_Data for this task_.
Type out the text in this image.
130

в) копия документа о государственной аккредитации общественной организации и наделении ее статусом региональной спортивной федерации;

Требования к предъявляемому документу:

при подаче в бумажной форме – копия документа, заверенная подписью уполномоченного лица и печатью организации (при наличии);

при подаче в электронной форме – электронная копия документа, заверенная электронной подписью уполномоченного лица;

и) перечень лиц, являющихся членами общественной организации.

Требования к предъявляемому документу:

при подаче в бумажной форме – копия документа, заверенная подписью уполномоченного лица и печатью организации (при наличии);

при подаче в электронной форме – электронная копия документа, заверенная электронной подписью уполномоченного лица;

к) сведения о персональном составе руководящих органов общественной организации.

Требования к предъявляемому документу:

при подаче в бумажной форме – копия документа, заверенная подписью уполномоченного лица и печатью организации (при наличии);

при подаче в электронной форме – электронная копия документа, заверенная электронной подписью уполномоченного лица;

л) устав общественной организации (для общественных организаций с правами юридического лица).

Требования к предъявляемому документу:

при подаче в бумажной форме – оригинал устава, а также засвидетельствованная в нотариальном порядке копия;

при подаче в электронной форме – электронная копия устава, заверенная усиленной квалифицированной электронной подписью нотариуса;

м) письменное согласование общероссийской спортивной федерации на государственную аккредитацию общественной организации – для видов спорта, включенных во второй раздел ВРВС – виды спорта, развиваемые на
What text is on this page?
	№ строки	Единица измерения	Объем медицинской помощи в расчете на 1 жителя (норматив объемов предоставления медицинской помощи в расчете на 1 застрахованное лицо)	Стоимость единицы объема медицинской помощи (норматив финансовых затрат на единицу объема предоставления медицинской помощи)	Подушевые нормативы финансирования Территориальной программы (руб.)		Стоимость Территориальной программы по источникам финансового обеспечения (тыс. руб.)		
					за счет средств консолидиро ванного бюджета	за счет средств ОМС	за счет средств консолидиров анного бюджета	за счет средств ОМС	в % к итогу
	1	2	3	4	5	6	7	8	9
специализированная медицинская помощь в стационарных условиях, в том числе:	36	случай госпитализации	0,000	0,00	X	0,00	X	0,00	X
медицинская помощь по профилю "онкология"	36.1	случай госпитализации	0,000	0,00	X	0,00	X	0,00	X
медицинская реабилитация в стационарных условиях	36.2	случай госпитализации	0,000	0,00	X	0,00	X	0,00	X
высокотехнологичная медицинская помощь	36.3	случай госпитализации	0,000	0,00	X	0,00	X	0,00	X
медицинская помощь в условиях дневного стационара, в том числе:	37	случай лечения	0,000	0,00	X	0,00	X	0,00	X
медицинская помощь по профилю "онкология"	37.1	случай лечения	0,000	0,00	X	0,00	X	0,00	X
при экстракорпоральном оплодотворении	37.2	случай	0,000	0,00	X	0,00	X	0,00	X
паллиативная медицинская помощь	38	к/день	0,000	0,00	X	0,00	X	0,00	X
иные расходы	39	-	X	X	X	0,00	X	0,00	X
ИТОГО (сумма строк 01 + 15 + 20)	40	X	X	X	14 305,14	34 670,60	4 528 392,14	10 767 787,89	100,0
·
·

_Exercise brief_. Reproduce each line of the material above precisely.

_Task output_.
Type out the text in this image.
130

в) копия документа о государственной аккредитации общественной организации и наделении ее статусом региональной спортивной федерации;

Требования к предъявляемому документу:

при подаче в бумажной форме – копия документа, заверенная подписью уполномоченного лица и печатью организации (при наличии);

при подаче в электронной форме – электронная копия документа, заверенная электронной подписью уполномоченного лица;

и) перечень лиц, являющихся членами общественной организации.

Требования к предъявляемому документу:

при подаче в бумажной форме – копия документа, заверенная подписью уполномоченного лица и печатью организации (при наличии);

при подаче в электронной форме – электронная копия документа, заверенная электронной подписью уполномоченного лица;

к) сведения о персональном составе руководящих органов общественной организации.

Требования к предъявляемому документу:

при подаче в бумажной форме – копия документа, заверенная подписью уполномоченного лица и печатью организации (при наличии);

при подаче в электронной форме – электронная копия документа, заверенная электронной подписью уполномоченного лица;

л) устав общественной организации (для общественных организаций с правами юридического лица).

Требования к предъявляемому документу:

при подаче в бумажной форме – оригинал устава, а также засвидетельствованная в нотариальном порядке копия;

при подаче в электронной форме – электронная копия устава, заверенная усиленной квалифицированной электронной подписью нотариуса;

м) письменное согласование общероссийской спортивной федерации на государственную аккредитацию общественной организации – для видов спорта, включенных во второй раздел ВРВС – виды спорта, развиваемые на
What text is on this page?
	№ строки	Единица измерения	Объем медицинской помощи в расчете на 1 жителя (норматив объемов предоставления медицинской помощи в расчете на 1 застрахованное лицо)	Стоимость единицы объема медицинской помощи (норматив финансовых затрат на единицу объема предоставления медицинской помощи)	Подушевые нормативы финансирования Территориальной программы (руб.)		Стоимость Территориальной программы по источникам финансового обеспечения (тыс. руб.)		
					за счет средств консолидиро ванного бюджета	за счет средств ОМС	за счет средств консолидиров анного бюджета	за счет средств ОМС	в % к итогу
	1	2	3	4	5	6	7	8	9
специализированная медицинская помощь в стационарных условиях, в том числе:	36	случай госпитализации	0,000	0,00	X	0,00	X	0,00	X
медицинская помощь по профилю "онкология"	36.1	случай госпитализации	0,000	0,00	X	0,00	X	0,00	X
медицинская реабилитация в стационарных условиях	36.2	случай госпитализации	0,000	0,00	X	0,00	X	0,00	X
высокотехнологичная медицинская помощь	36.3	случай госпитализации	0,000	0,00	X	0,00	X	0,00	X
медицинская помощь в условиях дневного стационара, в том числе:	37	случай лечения	0,000	0,00	X	0,00	X	0,00	X
медицинская помощь по профилю "онкология"	37.1	случай лечения	0,000	0,00	X	0,00	X	0,00	X
при экстракорпоральном оплодотворении	37.2	случай	0,000	0,00	X	0,00	X	0,00	X
паллиативная медицинская помощь	38	к/день	0,000	0,00	X	0,00	X	0,00	X
иные расходы	39	-	X	X	X	0,00	X	0,00	X
ИТОГО (сумма строк 01 + 15 + 20)	40	X	X	X	14 305,14	34 670,60	4 528 392,14	10 767 787,89	100,0
·
·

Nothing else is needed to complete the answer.